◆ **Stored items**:
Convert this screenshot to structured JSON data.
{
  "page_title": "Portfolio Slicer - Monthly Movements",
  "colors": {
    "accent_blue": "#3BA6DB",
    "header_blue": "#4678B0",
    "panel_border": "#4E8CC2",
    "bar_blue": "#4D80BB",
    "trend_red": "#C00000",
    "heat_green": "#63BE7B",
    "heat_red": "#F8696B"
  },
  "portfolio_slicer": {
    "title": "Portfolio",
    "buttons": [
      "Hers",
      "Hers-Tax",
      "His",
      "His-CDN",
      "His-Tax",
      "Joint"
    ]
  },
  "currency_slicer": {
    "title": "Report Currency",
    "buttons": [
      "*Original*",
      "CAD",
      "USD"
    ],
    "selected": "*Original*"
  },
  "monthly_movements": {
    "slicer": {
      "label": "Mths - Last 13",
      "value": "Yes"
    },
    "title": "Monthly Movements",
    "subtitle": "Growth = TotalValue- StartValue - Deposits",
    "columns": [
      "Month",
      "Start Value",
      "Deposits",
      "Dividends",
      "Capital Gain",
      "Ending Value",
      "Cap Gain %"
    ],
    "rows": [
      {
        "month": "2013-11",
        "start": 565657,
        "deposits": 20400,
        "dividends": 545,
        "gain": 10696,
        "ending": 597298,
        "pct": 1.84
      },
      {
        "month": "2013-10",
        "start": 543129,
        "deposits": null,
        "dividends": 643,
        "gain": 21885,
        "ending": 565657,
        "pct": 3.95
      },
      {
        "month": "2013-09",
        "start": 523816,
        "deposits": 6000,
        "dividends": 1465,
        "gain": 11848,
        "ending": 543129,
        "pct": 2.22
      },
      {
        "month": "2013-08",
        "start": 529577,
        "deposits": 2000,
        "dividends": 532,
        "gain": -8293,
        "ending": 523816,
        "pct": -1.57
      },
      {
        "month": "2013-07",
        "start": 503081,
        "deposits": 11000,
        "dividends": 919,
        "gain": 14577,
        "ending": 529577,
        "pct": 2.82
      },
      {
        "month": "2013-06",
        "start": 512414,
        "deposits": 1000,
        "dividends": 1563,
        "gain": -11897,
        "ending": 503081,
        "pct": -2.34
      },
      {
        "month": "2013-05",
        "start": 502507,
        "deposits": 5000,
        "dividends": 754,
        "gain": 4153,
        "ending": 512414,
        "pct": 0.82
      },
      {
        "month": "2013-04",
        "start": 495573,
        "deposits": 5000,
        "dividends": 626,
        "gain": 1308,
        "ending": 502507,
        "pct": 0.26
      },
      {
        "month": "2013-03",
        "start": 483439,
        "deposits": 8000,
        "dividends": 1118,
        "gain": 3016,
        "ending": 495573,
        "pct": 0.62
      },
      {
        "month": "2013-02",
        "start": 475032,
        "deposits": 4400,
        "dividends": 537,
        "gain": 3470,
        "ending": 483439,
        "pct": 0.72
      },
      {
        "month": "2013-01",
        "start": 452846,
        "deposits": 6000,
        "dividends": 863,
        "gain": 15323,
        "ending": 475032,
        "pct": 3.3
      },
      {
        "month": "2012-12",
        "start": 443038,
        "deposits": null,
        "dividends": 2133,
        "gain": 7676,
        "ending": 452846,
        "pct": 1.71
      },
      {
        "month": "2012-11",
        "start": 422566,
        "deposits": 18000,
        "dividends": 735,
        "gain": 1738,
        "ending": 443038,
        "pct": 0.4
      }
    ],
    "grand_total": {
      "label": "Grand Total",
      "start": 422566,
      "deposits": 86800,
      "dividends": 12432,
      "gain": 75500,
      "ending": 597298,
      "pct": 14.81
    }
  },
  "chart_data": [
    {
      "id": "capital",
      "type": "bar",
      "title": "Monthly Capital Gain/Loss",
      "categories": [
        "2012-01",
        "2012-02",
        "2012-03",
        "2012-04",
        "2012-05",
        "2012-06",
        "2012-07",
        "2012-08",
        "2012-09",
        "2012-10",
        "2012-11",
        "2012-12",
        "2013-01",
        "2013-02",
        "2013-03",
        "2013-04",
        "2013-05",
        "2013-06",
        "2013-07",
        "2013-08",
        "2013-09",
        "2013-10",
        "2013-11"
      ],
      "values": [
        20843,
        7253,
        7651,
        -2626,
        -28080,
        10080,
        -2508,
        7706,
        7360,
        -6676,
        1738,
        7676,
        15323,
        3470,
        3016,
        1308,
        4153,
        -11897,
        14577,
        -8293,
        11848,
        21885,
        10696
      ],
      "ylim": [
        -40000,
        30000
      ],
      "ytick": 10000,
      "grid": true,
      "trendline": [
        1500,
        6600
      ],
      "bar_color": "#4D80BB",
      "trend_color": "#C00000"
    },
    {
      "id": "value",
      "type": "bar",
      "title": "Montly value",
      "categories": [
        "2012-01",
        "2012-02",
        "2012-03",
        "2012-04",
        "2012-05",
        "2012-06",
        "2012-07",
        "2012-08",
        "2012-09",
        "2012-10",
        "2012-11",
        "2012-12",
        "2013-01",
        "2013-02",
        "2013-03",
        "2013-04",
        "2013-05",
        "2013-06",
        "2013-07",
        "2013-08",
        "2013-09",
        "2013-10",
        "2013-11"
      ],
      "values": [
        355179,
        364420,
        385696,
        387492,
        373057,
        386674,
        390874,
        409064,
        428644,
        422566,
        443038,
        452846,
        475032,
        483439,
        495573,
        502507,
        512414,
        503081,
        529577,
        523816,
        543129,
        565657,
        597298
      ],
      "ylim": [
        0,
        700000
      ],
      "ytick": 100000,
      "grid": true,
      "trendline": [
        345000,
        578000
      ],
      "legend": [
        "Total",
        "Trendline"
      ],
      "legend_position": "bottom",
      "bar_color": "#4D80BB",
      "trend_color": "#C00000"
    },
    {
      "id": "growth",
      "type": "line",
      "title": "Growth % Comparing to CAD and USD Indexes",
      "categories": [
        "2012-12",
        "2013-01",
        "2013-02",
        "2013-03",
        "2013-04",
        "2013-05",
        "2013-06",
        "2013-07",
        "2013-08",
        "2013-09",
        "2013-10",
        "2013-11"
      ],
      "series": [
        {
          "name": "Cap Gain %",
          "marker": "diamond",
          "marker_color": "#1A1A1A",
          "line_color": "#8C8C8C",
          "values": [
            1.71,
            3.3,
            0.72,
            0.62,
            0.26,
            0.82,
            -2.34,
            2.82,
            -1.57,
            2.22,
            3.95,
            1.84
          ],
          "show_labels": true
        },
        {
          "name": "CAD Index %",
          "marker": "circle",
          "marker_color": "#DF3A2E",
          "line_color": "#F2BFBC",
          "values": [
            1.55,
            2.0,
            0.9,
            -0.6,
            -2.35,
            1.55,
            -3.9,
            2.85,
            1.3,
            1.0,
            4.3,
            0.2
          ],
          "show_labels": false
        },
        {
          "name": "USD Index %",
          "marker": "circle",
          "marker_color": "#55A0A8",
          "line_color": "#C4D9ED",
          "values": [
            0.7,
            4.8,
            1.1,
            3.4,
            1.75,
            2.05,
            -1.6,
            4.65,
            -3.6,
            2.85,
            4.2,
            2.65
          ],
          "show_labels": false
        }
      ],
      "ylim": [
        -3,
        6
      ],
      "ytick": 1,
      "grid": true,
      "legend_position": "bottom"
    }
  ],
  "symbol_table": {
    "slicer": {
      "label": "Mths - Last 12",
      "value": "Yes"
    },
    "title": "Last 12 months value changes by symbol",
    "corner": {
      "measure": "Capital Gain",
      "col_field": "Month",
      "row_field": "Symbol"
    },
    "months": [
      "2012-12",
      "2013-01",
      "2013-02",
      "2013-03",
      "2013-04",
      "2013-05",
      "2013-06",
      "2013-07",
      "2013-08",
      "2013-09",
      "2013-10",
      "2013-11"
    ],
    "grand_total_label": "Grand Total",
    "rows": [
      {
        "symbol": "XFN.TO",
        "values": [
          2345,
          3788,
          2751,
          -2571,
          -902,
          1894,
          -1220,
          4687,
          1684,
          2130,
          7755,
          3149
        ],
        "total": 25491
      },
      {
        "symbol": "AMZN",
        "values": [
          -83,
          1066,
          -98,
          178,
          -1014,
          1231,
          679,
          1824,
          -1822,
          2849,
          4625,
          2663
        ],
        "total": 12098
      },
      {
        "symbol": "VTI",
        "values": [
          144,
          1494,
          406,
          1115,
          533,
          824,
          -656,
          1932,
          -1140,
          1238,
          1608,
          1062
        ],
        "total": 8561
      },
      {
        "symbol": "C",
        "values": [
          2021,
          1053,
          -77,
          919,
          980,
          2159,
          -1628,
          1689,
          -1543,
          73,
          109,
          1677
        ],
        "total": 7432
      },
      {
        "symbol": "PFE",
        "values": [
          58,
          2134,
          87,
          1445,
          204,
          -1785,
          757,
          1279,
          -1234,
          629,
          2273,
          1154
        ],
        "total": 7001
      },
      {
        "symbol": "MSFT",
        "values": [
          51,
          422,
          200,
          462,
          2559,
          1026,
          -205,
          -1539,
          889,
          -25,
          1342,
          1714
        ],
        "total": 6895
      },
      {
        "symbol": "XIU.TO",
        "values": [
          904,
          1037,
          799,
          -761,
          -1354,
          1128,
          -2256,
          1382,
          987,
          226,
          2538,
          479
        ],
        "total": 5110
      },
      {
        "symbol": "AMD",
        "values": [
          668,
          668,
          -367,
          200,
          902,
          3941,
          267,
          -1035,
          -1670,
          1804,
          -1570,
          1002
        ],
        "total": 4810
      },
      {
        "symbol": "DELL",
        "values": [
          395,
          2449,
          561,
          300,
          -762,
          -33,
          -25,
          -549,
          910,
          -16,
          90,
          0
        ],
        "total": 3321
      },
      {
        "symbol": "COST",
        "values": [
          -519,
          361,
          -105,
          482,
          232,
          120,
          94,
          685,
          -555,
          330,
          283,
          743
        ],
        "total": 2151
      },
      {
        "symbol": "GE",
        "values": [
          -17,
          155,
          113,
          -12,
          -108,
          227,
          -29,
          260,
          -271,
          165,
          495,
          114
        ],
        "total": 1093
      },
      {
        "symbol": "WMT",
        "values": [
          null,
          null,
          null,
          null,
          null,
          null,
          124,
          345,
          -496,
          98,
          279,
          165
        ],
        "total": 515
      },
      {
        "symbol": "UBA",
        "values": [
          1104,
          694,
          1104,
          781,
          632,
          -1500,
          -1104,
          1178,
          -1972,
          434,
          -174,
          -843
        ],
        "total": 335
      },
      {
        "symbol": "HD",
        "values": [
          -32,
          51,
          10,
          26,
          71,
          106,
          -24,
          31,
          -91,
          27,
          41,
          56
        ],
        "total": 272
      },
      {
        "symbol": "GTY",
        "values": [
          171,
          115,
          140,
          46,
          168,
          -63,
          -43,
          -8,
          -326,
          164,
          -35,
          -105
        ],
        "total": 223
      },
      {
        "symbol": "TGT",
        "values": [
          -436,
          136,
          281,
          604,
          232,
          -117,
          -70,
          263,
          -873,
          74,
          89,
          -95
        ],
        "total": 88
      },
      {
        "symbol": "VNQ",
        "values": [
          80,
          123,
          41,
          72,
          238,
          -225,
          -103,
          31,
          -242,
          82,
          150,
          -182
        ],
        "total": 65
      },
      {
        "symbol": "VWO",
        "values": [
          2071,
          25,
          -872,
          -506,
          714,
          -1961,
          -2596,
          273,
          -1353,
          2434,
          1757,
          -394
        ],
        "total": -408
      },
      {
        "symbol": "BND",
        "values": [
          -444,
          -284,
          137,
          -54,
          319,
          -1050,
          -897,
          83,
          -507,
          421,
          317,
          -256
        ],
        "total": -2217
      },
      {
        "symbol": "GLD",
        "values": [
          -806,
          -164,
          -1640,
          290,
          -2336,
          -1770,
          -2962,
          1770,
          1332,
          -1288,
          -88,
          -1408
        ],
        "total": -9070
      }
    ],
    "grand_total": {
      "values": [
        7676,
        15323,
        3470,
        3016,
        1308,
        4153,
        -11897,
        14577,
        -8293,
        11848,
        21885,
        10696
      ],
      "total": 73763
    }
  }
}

◆ **Task to complete**: Scan the listing above and identify each line holding the string "name"; copy every such line.

◆ **Completed task**:
          "name": "Cap Gain %",
          "name": "CAD Index %",
          "name": "USD Index %",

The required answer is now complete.